▸ GIVEN INSTRUCTION: Gather all lines from the material that contain the word "หมายเหต".

Stored dataset items:
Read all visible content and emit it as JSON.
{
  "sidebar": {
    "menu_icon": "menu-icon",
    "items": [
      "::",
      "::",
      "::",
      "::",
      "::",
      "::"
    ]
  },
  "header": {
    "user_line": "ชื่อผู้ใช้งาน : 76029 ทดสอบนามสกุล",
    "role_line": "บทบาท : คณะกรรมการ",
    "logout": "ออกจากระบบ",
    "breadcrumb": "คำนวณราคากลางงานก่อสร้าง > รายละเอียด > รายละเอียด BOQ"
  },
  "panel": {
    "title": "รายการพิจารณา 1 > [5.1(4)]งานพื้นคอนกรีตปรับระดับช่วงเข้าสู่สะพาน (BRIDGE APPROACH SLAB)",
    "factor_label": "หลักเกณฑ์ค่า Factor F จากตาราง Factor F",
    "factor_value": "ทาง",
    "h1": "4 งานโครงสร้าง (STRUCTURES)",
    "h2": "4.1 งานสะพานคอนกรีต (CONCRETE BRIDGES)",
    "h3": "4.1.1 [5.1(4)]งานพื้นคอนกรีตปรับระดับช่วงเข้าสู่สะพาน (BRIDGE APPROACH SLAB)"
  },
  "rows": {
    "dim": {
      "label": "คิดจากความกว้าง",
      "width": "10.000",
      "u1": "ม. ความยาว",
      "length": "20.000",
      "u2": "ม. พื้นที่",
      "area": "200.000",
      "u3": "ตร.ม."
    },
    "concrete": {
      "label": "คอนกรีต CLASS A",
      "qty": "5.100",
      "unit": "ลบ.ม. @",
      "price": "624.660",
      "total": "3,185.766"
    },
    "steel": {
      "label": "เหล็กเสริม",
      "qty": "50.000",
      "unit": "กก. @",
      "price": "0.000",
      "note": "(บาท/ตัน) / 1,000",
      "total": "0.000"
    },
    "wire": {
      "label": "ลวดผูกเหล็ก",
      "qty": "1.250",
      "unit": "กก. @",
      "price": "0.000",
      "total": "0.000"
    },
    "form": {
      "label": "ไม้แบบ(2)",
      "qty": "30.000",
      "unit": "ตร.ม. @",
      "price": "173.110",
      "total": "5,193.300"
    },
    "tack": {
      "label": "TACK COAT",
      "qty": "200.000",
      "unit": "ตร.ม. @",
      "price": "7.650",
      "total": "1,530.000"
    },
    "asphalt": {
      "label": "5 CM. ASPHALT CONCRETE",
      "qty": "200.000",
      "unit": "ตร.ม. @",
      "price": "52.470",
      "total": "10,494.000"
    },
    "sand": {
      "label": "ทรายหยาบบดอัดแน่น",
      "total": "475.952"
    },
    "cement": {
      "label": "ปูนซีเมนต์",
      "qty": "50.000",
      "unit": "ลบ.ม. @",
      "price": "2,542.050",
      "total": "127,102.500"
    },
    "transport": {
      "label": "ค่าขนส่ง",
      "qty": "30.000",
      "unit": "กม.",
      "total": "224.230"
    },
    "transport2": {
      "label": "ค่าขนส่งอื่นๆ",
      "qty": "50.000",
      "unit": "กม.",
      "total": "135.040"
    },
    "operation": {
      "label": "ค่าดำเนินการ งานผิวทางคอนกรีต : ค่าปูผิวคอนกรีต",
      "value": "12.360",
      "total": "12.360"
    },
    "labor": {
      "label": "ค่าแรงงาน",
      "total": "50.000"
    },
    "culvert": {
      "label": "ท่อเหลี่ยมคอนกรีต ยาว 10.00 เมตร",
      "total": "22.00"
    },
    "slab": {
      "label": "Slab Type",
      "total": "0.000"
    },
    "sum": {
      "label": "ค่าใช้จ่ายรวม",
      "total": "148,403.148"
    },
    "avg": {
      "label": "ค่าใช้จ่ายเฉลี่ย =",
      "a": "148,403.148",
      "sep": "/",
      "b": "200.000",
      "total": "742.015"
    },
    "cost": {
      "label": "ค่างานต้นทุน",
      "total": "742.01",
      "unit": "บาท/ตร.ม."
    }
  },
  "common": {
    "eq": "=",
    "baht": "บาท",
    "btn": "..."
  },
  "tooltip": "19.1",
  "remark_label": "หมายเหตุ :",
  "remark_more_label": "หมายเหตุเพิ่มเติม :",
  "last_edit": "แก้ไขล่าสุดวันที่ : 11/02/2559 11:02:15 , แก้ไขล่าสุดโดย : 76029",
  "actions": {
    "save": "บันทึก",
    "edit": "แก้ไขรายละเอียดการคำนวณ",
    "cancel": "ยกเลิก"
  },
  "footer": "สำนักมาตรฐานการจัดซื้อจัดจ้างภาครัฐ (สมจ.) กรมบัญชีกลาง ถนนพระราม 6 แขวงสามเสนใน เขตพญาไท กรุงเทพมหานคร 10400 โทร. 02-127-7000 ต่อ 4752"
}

▸ FINAL RESULT:
  "remark_label": "หมายเหตุ :",
  "remark_more_label": "หมายเหตุเพิ่มเติม :",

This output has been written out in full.